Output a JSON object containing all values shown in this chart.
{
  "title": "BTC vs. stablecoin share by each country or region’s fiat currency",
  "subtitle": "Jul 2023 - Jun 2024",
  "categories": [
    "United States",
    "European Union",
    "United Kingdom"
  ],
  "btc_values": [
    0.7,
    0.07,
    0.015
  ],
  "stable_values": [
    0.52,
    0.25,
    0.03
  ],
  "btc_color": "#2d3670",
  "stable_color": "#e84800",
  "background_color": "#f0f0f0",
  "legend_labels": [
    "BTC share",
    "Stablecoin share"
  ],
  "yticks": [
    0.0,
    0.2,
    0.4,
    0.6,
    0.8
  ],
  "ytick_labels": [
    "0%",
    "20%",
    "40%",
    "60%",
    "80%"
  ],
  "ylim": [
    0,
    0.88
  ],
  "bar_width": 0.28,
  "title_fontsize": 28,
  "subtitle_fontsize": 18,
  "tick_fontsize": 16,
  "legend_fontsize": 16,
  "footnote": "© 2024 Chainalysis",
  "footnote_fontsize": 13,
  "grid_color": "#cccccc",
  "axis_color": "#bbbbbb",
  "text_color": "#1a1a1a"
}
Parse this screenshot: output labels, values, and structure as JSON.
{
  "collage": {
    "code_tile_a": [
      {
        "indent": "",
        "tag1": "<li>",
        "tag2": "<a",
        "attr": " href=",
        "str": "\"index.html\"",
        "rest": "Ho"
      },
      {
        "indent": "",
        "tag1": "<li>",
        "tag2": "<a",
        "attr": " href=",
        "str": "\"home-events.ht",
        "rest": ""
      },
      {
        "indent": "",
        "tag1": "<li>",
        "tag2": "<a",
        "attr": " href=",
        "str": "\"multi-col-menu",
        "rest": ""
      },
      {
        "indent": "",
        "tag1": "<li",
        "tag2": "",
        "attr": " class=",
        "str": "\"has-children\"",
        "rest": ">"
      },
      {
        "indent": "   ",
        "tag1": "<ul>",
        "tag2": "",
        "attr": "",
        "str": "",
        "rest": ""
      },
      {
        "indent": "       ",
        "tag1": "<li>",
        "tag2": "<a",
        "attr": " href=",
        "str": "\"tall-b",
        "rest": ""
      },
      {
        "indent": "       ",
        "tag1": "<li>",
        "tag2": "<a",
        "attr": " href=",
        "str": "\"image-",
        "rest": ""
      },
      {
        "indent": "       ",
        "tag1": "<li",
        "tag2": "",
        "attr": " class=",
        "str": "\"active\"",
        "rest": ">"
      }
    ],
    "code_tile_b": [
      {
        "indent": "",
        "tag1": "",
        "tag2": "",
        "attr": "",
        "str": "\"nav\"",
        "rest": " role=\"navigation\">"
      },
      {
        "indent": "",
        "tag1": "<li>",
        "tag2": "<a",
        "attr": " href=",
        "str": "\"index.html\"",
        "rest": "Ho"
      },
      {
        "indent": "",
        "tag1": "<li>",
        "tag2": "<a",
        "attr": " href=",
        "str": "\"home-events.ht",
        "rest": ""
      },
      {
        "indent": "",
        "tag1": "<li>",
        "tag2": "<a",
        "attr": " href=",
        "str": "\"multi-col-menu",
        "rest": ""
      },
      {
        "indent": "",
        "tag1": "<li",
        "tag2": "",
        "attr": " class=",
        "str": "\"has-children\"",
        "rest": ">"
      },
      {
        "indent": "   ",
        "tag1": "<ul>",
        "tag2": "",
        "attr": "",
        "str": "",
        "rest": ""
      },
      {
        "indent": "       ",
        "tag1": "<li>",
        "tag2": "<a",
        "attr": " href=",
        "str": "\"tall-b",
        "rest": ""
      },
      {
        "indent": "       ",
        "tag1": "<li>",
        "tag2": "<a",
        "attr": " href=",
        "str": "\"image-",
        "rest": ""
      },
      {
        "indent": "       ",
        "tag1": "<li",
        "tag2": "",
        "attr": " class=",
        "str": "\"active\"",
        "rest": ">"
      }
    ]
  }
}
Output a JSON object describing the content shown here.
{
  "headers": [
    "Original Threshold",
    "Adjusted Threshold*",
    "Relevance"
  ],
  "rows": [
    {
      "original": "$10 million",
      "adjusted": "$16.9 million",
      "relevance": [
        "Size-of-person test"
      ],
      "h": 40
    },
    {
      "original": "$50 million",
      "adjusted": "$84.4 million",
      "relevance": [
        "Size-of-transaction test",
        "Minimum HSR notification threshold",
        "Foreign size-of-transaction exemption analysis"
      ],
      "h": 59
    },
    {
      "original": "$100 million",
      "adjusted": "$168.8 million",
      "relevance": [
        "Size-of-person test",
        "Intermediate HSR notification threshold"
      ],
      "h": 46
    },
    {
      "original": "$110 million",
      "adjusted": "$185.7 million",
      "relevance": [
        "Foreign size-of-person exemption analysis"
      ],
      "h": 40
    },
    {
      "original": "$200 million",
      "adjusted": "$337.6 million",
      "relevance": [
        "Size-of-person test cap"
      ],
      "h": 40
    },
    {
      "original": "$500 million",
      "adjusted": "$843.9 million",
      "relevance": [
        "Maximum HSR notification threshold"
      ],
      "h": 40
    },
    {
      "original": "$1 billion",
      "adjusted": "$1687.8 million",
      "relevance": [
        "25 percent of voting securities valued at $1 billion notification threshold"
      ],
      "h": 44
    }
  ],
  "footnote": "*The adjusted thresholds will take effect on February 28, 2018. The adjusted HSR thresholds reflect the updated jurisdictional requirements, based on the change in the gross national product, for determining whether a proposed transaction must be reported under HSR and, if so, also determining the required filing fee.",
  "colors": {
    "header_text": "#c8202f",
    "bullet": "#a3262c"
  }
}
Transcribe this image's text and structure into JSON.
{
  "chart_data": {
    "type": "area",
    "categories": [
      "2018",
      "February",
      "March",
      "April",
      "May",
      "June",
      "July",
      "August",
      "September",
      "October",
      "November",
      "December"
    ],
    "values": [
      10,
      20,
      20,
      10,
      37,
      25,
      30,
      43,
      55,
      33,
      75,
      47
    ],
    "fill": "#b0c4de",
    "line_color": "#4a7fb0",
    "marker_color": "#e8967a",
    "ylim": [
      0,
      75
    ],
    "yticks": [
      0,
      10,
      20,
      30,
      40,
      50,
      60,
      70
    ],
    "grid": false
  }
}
- - - - -
Using the listing above, please repeat every entry exactly.

> Answer to this exercise
Output a JSON object containing all values shown in this chart.
{
  "title": "BTC vs. stablecoin share by each country or region’s fiat currency",
  "subtitle": "Jul 2023 - Jun 2024",
  "categories": [
    "United States",
    "European Union",
    "United Kingdom"
  ],
  "btc_values": [
    0.7,
    0.07,
    0.015
  ],
  "stable_values": [
    0.52,
    0.25,
    0.03
  ],
  "btc_color": "#2d3670",
  "stable_color": "#e84800",
  "background_color": "#f0f0f0",
  "legend_labels": [
    "BTC share",
    "Stablecoin share"
  ],
  "yticks": [
    0.0,
    0.2,
    0.4,
    0.6,
    0.8
  ],
  "ytick_labels": [
    "0%",
    "20%",
    "40%",
    "60%",
    "80%"
  ],
  "ylim": [
    0,
    0.88
  ],
  "bar_width": 0.28,
  "title_fontsize": 28,
  "subtitle_fontsize": 18,
  "tick_fontsize": 16,
  "legend_fontsize": 16,
  "footnote": "© 2024 Chainalysis",
  "footnote_fontsize": 13,
  "grid_color": "#cccccc",
  "axis_color": "#bbbbbb",
  "text_color": "#1a1a1a"
}
Parse this screenshot: output labels, values, and structure as JSON.
{
  "collage": {
    "code_tile_a": [
      {
        "indent": "",
        "tag1": "<li>",
        "tag2": "<a",
        "attr": " href=",
        "str": "\"index.html\"",
        "rest": "Ho"
      },
      {
        "indent": "",
        "tag1": "<li>",
        "tag2": "<a",
        "attr": " href=",
        "str": "\"home-events.ht",
        "rest": ""
      },
      {
        "indent": "",
        "tag1": "<li>",
        "tag2": "<a",
        "attr": " href=",
        "str": "\"multi-col-menu",
        "rest": ""
      },
      {
        "indent": "",
        "tag1": "<li",
        "tag2": "",
        "attr": " class=",
        "str": "\"has-children\"",
        "rest": ">"
      },
      {
        "indent": "   ",
        "tag1": "<ul>",
        "tag2": "",
        "attr": "",
        "str": "",
        "rest": ""
      },
      {
        "indent": "       ",
        "tag1": "<li>",
        "tag2": "<a",
        "attr": " href=",
        "str": "\"tall-b",
        "rest": ""
      },
      {
        "indent": "       ",
        "tag1": "<li>",
        "tag2": "<a",
        "attr": " href=",
        "str": "\"image-",
        "rest": ""
      },
      {
        "indent": "       ",
        "tag1": "<li",
        "tag2": "",
        "attr": " class=",
        "str": "\"active\"",
        "rest": ">"
      }
    ],
    "code_tile_b": [
      {
        "indent": "",
        "tag1": "",
        "tag2": "",
        "attr": "",
        "str": "\"nav\"",
        "rest": " role=\"navigation\">"
      },
      {
        "indent": "",
        "tag1": "<li>",
        "tag2": "<a",
        "attr": " href=",
        "str": "\"index.html\"",
        "rest": "Ho"
      },
      {
        "indent": "",
        "tag1": "<li>",
        "tag2": "<a",
        "attr": " href=",
        "str": "\"home-events.ht",
        "rest": ""
      },
      {
        "indent": "",
        "tag1": "<li>",
        "tag2": "<a",
        "attr": " href=",
        "str": "\"multi-col-menu",
        "rest": ""
      },
      {
        "indent": "",
        "tag1": "<li",
        "tag2": "",
        "attr": " class=",
        "str": "\"has-children\"",
        "rest": ">"
      },
      {
        "indent": "   ",
        "tag1": "<ul>",
        "tag2": "",
        "attr": "",
        "str": "",
        "rest": ""
      },
      {
        "indent": "       ",
        "tag1": "<li>",
        "tag2": "<a",
        "attr": " href=",
        "str": "\"tall-b",
        "rest": ""
      },
      {
        "indent": "       ",
        "tag1": "<li>",
        "tag2": "<a",
        "attr": " href=",
        "str": "\"image-",
        "rest": ""
      },
      {
        "indent": "       ",
        "tag1": "<li",
        "tag2": "",
        "attr": " class=",
        "str": "\"active\"",
        "rest": ">"
      }
    ]
  }
}
Output a JSON object describing the content shown here.
{
  "headers": [
    "Original Threshold",
    "Adjusted Threshold*",
    "Relevance"
  ],
  "rows": [
    {
      "original": "$10 million",
      "adjusted": "$16.9 million",
      "relevance": [
        "Size-of-person test"
      ],
      "h": 40
    },
    {
      "original": "$50 million",
      "adjusted": "$84.4 million",
      "relevance": [
        "Size-of-transaction test",
        "Minimum HSR notification threshold",
        "Foreign size-of-transaction exemption analysis"
      ],
      "h": 59
    },
    {
      "original": "$100 million",
      "adjusted": "$168.8 million",
      "relevance": [
        "Size-of-person test",
        "Intermediate HSR notification threshold"
      ],
      "h": 46
    },
    {
      "original": "$110 million",
      "adjusted": "$185.7 million",
      "relevance": [
        "Foreign size-of-person exemption analysis"
      ],
      "h": 40
    },
    {
      "original": "$200 million",
      "adjusted": "$337.6 million",
      "relevance": [
        "Size-of-person test cap"
      ],
      "h": 40
    },
    {
      "original": "$500 million",
      "adjusted": "$843.9 million",
      "relevance": [
        "Maximum HSR notification threshold"
      ],
      "h": 40
    },
    {
      "original": "$1 billion",
      "adjusted": "$1687.8 million",
      "relevance": [
        "25 percent of voting securities valued at $1 billion notification threshold"
      ],
      "h": 44
    }
  ],
  "footnote": "*The adjusted thresholds will take effect on February 28, 2018. The adjusted HSR thresholds reflect the updated jurisdictional requirements, based on the change in the gross national product, for determining whether a proposed transaction must be reported under HSR and, if so, also determining the required filing fee.",
  "colors": {
    "header_text": "#c8202f",
    "bullet": "#a3262c"
  }
}
Transcribe this image's text and structure into JSON.
{
  "chart_data": {
    "type": "area",
    "categories": [
      "2018",
      "February",
      "March",
      "April",
      "May",
      "June",
      "July",
      "August",
      "September",
      "October",
      "November",
      "December"
    ],
    "values": [
      10,
      20,
      20,
      10,
      37,
      25,
      30,
      43,
      55,
      33,
      75,
      47
    ],
    "fill": "#b0c4de",
    "line_color": "#4a7fb0",
    "marker_color": "#e8967a",
    "ylim": [
      0,
      75
    ],
    "yticks": [
      0,
      10,
      20,
      30,
      40,
      50,
      60,
      70
    ],
    "grid": false
  }
}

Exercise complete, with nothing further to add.